→ WHAT NEEDS TO BE DONE
Copy out every line of the entries below without any change, leaving out the pictures.

(Box coordinate listings)

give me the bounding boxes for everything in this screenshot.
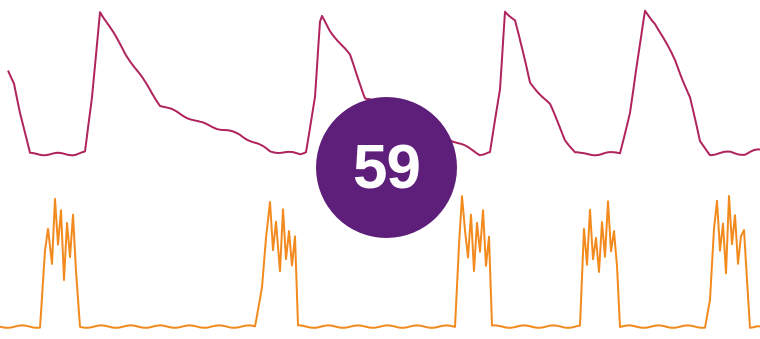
count-badge-value: 59: [353, 133, 421, 202]
bottom-trace-line: [0, 195, 760, 329]
count-badge: 59: [316, 97, 457, 238]
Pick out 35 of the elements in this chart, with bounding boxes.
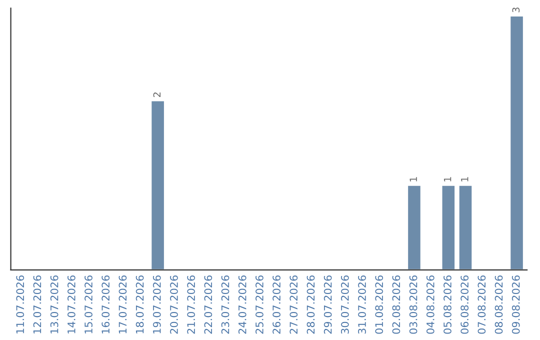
x-tick-label: 02.08.2026 <box>392 275 400 334</box>
x-tick-label: 12.07.2026 <box>33 275 42 334</box>
x-tick-label: 30.07.2026 <box>340 275 349 334</box>
x-tick-label: 31.07.2026 <box>358 275 366 334</box>
x-tick-label: 22.07.2026 <box>204 275 212 334</box>
x-tick-label: 11.07.2026 <box>16 275 24 334</box>
x-tick-label: 28.07.2026 <box>306 275 315 334</box>
data-label: 1 <box>444 177 452 182</box>
data-label: 3 <box>512 8 520 12</box>
x-tick-label: 19.07.2026 <box>152 275 161 334</box>
x-tick-label: 26.07.2026 <box>272 275 280 334</box>
data-label: 2 <box>153 92 160 98</box>
x-tick-label: 03.08.2026 <box>409 275 418 334</box>
x-tick-label: 05.08.2026 <box>444 275 452 334</box>
x-tick-label: 01.08.2026 <box>375 275 384 334</box>
x-tick-label: 14.07.2026 <box>67 275 76 334</box>
x-tick-label: 17.07.2026 <box>118 275 127 334</box>
x-tick-label: 08.08.2026 <box>494 275 503 334</box>
x-tick-label: 07.08.2026 <box>478 275 486 334</box>
data-label: 1 <box>461 177 468 182</box>
x-tick-label: 25.07.2026 <box>256 275 264 334</box>
x-tick-label: 16.07.2026 <box>102 275 110 334</box>
x-tick-label: 21.07.2026 <box>187 275 196 334</box>
x-tick-label: 23.07.2026 <box>221 275 230 334</box>
data-label: 1 <box>410 177 417 182</box>
x-tick-label: 27.07.2026 <box>290 275 298 334</box>
x-tick-label: 24.07.2026 <box>238 275 246 334</box>
x-tick-label: 09.08.2026 <box>512 275 520 334</box>
x-tick-label: 29.07.2026 <box>324 275 332 334</box>
x-tick-label: 18.07.2026 <box>136 275 144 334</box>
x-tick-label: 06.08.2026 <box>460 275 469 334</box>
x-tick-label: 20.07.2026 <box>170 275 178 334</box>
x-tick-label: 04.08.2026 <box>426 275 434 334</box>
x-tick-label: 15.07.2026 <box>84 275 92 334</box>
x-tick-label: 13.07.2026 <box>50 275 58 334</box>
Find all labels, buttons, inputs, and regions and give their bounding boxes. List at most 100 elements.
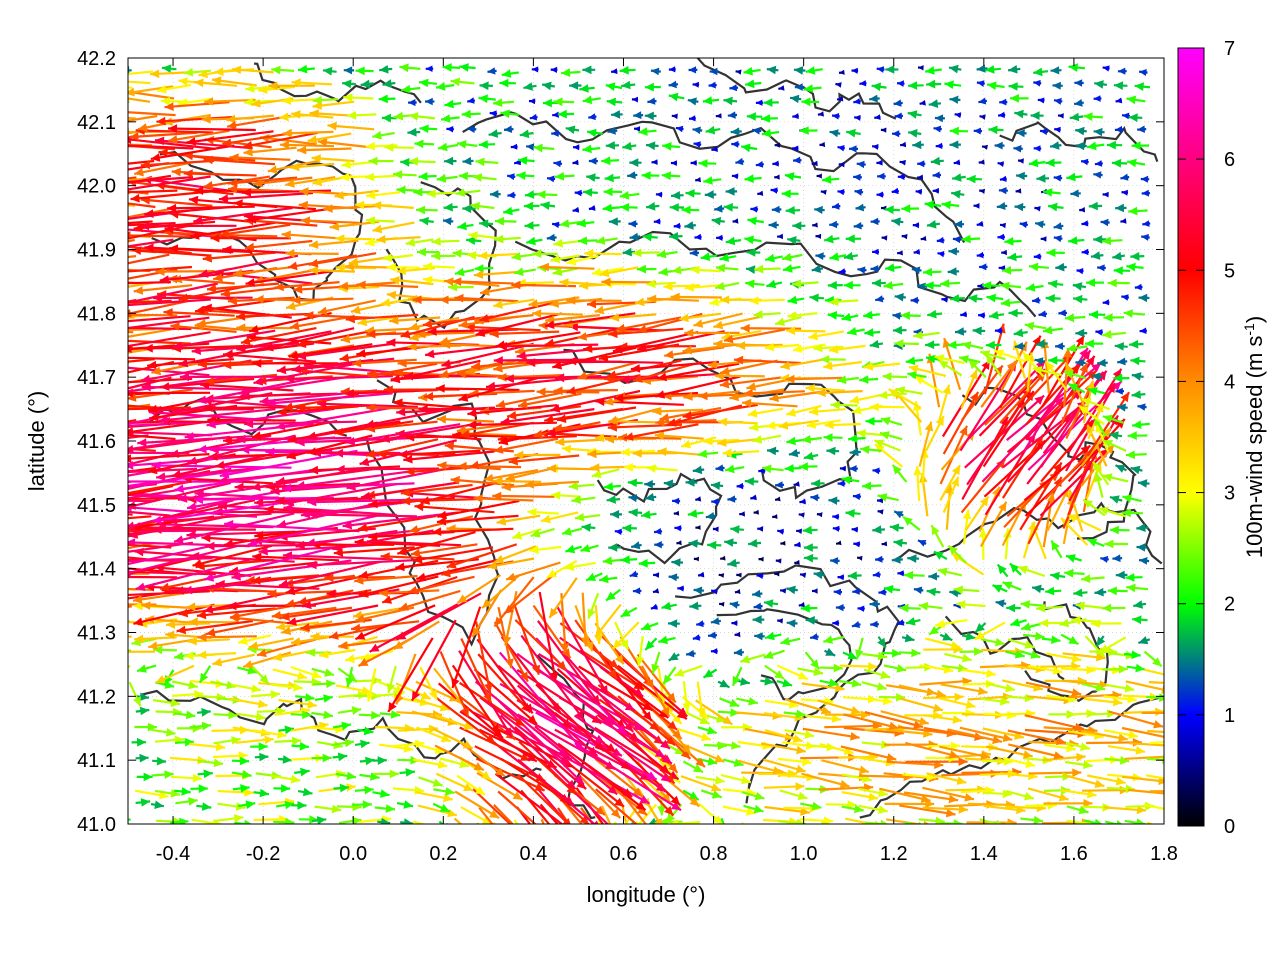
wind-arrow: [494, 216, 517, 226]
wind-arrow: [583, 188, 598, 197]
wind-arrow: [1053, 235, 1063, 243]
wind-arrow: [1129, 742, 1164, 747]
wind-arrow: [377, 817, 391, 824]
x-tick-label: 0.8: [700, 843, 728, 865]
wind-arrow: [489, 110, 498, 117]
wind-arrow: [753, 602, 763, 610]
wind-arrow: [196, 708, 211, 717]
wind-arrow: [803, 84, 822, 93]
wind-arrow: [1136, 543, 1148, 552]
wind-arrow: [766, 65, 779, 75]
wind-arrow: [879, 431, 903, 441]
wind-arrow: [1015, 188, 1022, 194]
wind-arrow: [830, 557, 840, 565]
wind-arrow: [1103, 805, 1147, 815]
wind-arrow: [667, 619, 680, 628]
wind-arrow: [496, 514, 541, 526]
wind-arrow: [1053, 222, 1064, 230]
x-tick-label: 0.0: [339, 843, 367, 865]
wind-arrow: [454, 293, 519, 303]
wind-arrow: [766, 446, 779, 456]
wind-arrow: [1017, 565, 1046, 578]
wind-arrow: [1062, 773, 1105, 788]
wind-arrow: [878, 588, 887, 596]
wind-arrow: [586, 128, 604, 138]
wind-arrow: [128, 100, 130, 103]
wind-arrow: [842, 651, 858, 660]
wind-arrow: [495, 392, 561, 409]
wind-arrow: [175, 797, 198, 806]
wind-arrow: [598, 651, 653, 722]
wind-arrow: [1080, 158, 1089, 166]
wind-arrow: [897, 173, 906, 180]
wind-arrow: [720, 555, 726, 561]
wind-arrow: [754, 264, 781, 274]
wind-arrow: [682, 680, 691, 713]
wind-arrow: [1004, 237, 1022, 246]
wind-arrow: [400, 483, 473, 497]
x-tick-label: 1.0: [790, 843, 818, 865]
wind-arrow: [875, 555, 884, 563]
wind-arrow: [734, 631, 741, 638]
colorbar-tick-label: 1: [1224, 705, 1235, 727]
wind-arrow: [1084, 818, 1104, 824]
wind-arrow: [743, 804, 764, 814]
wind-arrow: [271, 606, 337, 620]
wind-arrow: [628, 494, 639, 503]
wind-arrow: [849, 447, 861, 457]
wind-arrow: [602, 203, 620, 213]
wind-arrow: [671, 113, 678, 120]
wind-arrow: [474, 745, 546, 783]
wind-arrow: [878, 693, 906, 702]
wind-arrow: [974, 621, 1006, 641]
wind-arrow: [520, 634, 585, 721]
wind-arrow: [505, 561, 561, 581]
colorbar-tick-label: 0: [1224, 816, 1235, 838]
wind-arrow: [855, 637, 864, 660]
wind-arrow: [638, 558, 656, 568]
wind-arrow: [444, 156, 457, 166]
wind-arrow: [1081, 397, 1111, 411]
wind-arrow: [880, 416, 903, 426]
wind-arrow: [1104, 729, 1139, 740]
wind-arrow: [405, 238, 434, 247]
wind-arrow: [689, 601, 702, 611]
wind-arrow: [531, 66, 539, 73]
wind-arrow: [588, 205, 596, 211]
wind-arrow: [365, 438, 439, 458]
wind-arrow: [731, 173, 739, 180]
wind-arrow: [819, 743, 854, 755]
wind-arrow: [815, 233, 822, 239]
wind-arrow: [503, 125, 514, 133]
wind-arrow: [853, 173, 862, 181]
wind-arrow: [739, 653, 766, 664]
wind-arrow: [128, 557, 194, 576]
wind-arrow: [774, 174, 780, 180]
colorbar-tick-label: 3: [1224, 483, 1235, 505]
wind-arrow: [835, 540, 842, 546]
wind-arrow: [1086, 774, 1126, 786]
wind-arrow: [582, 95, 601, 105]
wind-arrow: [1007, 65, 1021, 74]
wind-arrow: [937, 384, 951, 423]
wind-arrow: [805, 66, 823, 75]
wind-arrow: [685, 649, 696, 658]
wind-arrow: [493, 804, 515, 824]
wind-arrow: [128, 531, 131, 534]
wind-arrow: [751, 589, 763, 598]
wind-arrow: [1014, 202, 1026, 212]
wind-arrow: [524, 221, 540, 230]
wind-arrow: [653, 528, 663, 535]
wind-arrow: [313, 679, 336, 689]
wind-arrow: [250, 690, 280, 699]
wind-arrow: [141, 601, 195, 610]
wind-arrow: [131, 737, 147, 747]
wind-arrow: [1042, 752, 1086, 762]
wind-arrow: [772, 160, 779, 167]
wind-arrow: [742, 398, 798, 408]
wind-arrow: [778, 419, 819, 430]
wind-arrow: [128, 223, 133, 227]
wind-arrow: [256, 638, 317, 658]
wind-arrow: [672, 497, 681, 505]
wind-arrow: [695, 496, 702, 502]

→ EXERCISE OUTPUT
give me the bounding boxes for everything in this screenshot.
count-badge-value: 59: [353, 133, 421, 202]
bottom-trace-line: [0, 195, 760, 329]
count-badge: 59: [316, 97, 457, 238]
Pick out 35 of the elements in this chart, with bounding boxes.
x-tick-label: 02.08.2026 <box>392 275 400 334</box>
x-tick-label: 12.07.2026 <box>33 275 42 334</box>
x-tick-label: 30.07.2026 <box>340 275 349 334</box>
x-tick-label: 31.07.2026 <box>358 275 366 334</box>
x-tick-label: 22.07.2026 <box>204 275 212 334</box>
x-tick-label: 11.07.2026 <box>16 275 24 334</box>
x-tick-label: 28.07.2026 <box>306 275 315 334</box>
data-label: 1 <box>444 177 452 182</box>
data-label: 3 <box>512 8 520 12</box>
x-tick-label: 19.07.2026 <box>152 275 161 334</box>
x-tick-label: 26.07.2026 <box>272 275 280 334</box>
data-label: 2 <box>153 92 160 98</box>
x-tick-label: 03.08.2026 <box>409 275 418 334</box>
x-tick-label: 05.08.2026 <box>444 275 452 334</box>
x-tick-label: 01.08.2026 <box>375 275 384 334</box>
x-tick-label: 14.07.2026 <box>67 275 76 334</box>
x-tick-label: 17.07.2026 <box>118 275 127 334</box>
x-tick-label: 08.08.2026 <box>494 275 503 334</box>
x-tick-label: 07.08.2026 <box>478 275 486 334</box>
data-label: 1 <box>461 177 468 182</box>
x-tick-label: 25.07.2026 <box>256 275 264 334</box>
x-tick-label: 16.07.2026 <box>102 275 110 334</box>
x-tick-label: 21.07.2026 <box>187 275 196 334</box>
x-tick-label: 23.07.2026 <box>221 275 230 334</box>
data-label: 1 <box>410 177 417 182</box>
x-tick-label: 27.07.2026 <box>290 275 298 334</box>
x-tick-label: 24.07.2026 <box>238 275 246 334</box>
x-tick-label: 09.08.2026 <box>512 275 520 334</box>
x-tick-label: 29.07.2026 <box>324 275 332 334</box>
x-tick-label: 18.07.2026 <box>136 275 144 334</box>
x-tick-label: 06.08.2026 <box>460 275 469 334</box>
x-tick-label: 20.07.2026 <box>170 275 178 334</box>
x-tick-label: 04.08.2026 <box>426 275 434 334</box>
x-tick-label: 15.07.2026 <box>84 275 92 334</box>
x-tick-label: 13.07.2026 <box>50 275 58 334</box>
Find all labels, buttons, inputs, and regions and give their bounding boxes. List at most 100 elements.
wind-arrow: [494, 216, 517, 226]
wind-arrow: [583, 188, 598, 197]
wind-arrow: [1053, 235, 1063, 243]
wind-arrow: [1129, 742, 1164, 747]
wind-arrow: [377, 817, 391, 824]
x-tick-label: 0.8: [700, 843, 728, 865]
wind-arrow: [489, 110, 498, 117]
wind-arrow: [753, 602, 763, 610]
wind-arrow: [196, 708, 211, 717]
wind-arrow: [803, 84, 822, 93]
wind-arrow: [1136, 543, 1148, 552]
wind-arrow: [766, 65, 779, 75]
wind-arrow: [879, 431, 903, 441]
wind-arrow: [1015, 188, 1022, 194]
wind-arrow: [830, 557, 840, 565]
wind-arrow: [1103, 805, 1147, 815]
wind-arrow: [667, 619, 680, 628]
wind-arrow: [496, 514, 541, 526]
wind-arrow: [1053, 222, 1064, 230]
x-tick-label: 0.0: [339, 843, 367, 865]
wind-arrow: [454, 293, 519, 303]
wind-arrow: [766, 446, 779, 456]
wind-arrow: [1017, 565, 1046, 578]
wind-arrow: [1062, 773, 1105, 788]
wind-arrow: [878, 588, 887, 596]
wind-arrow: [586, 128, 604, 138]
wind-arrow: [128, 100, 130, 103]
wind-arrow: [842, 651, 858, 660]
wind-arrow: [495, 392, 561, 409]
wind-arrow: [175, 797, 198, 806]
wind-arrow: [598, 651, 653, 722]
wind-arrow: [1080, 158, 1089, 166]
wind-arrow: [897, 173, 906, 180]
wind-arrow: [720, 555, 726, 561]
wind-arrow: [754, 264, 781, 274]
wind-arrow: [682, 680, 691, 713]
wind-arrow: [1004, 237, 1022, 246]
wind-arrow: [400, 483, 473, 497]
x-tick-label: 1.0: [790, 843, 818, 865]
wind-arrow: [875, 555, 884, 563]
wind-arrow: [734, 631, 741, 638]
colorbar-tick-label: 1: [1224, 705, 1235, 727]
wind-arrow: [1084, 818, 1104, 824]
wind-arrow: [743, 804, 764, 814]
wind-arrow: [271, 606, 337, 620]
wind-arrow: [628, 494, 639, 503]
wind-arrow: [849, 447, 861, 457]
wind-arrow: [602, 203, 620, 213]
wind-arrow: [671, 113, 678, 120]
wind-arrow: [474, 745, 546, 783]
wind-arrow: [878, 693, 906, 702]
wind-arrow: [974, 621, 1006, 641]
wind-arrow: [520, 634, 585, 721]
wind-arrow: [505, 561, 561, 581]
colorbar-tick-label: 0: [1224, 816, 1235, 838]
wind-arrow: [855, 637, 864, 660]
wind-arrow: [638, 558, 656, 568]
wind-arrow: [444, 156, 457, 166]
wind-arrow: [1081, 397, 1111, 411]
wind-arrow: [880, 416, 903, 426]
wind-arrow: [1104, 729, 1139, 740]
wind-arrow: [405, 238, 434, 247]
wind-arrow: [689, 601, 702, 611]
wind-arrow: [531, 66, 539, 73]
wind-arrow: [588, 205, 596, 211]
wind-arrow: [365, 438, 439, 458]
wind-arrow: [731, 173, 739, 180]
wind-arrow: [819, 743, 854, 755]
wind-arrow: [815, 233, 822, 239]
wind-arrow: [503, 125, 514, 133]
wind-arrow: [853, 173, 862, 181]
wind-arrow: [739, 653, 766, 664]
wind-arrow: [128, 557, 194, 576]
wind-arrow: [774, 174, 780, 180]
colorbar-tick-label: 3: [1224, 483, 1235, 505]
wind-arrow: [835, 540, 842, 546]
wind-arrow: [1086, 774, 1126, 786]
wind-arrow: [582, 95, 601, 105]
wind-arrow: [1007, 65, 1021, 74]
wind-arrow: [937, 384, 951, 423]
wind-arrow: [805, 66, 823, 75]
wind-arrow: [685, 649, 696, 658]
wind-arrow: [493, 804, 515, 824]
wind-arrow: [128, 531, 131, 534]
wind-arrow: [751, 589, 763, 598]
wind-arrow: [1014, 202, 1026, 212]
wind-arrow: [524, 221, 540, 230]
wind-arrow: [653, 528, 663, 535]
wind-arrow: [313, 679, 336, 689]
wind-arrow: [250, 690, 280, 699]
wind-arrow: [141, 601, 195, 610]
wind-arrow: [131, 737, 147, 747]
wind-arrow: [1042, 752, 1086, 762]
wind-arrow: [772, 160, 779, 167]
wind-arrow: [742, 398, 798, 408]
wind-arrow: [778, 419, 819, 430]
wind-arrow: [128, 223, 133, 227]
wind-arrow: [256, 638, 317, 658]
wind-arrow: [672, 497, 681, 505]
wind-arrow: [695, 496, 702, 502]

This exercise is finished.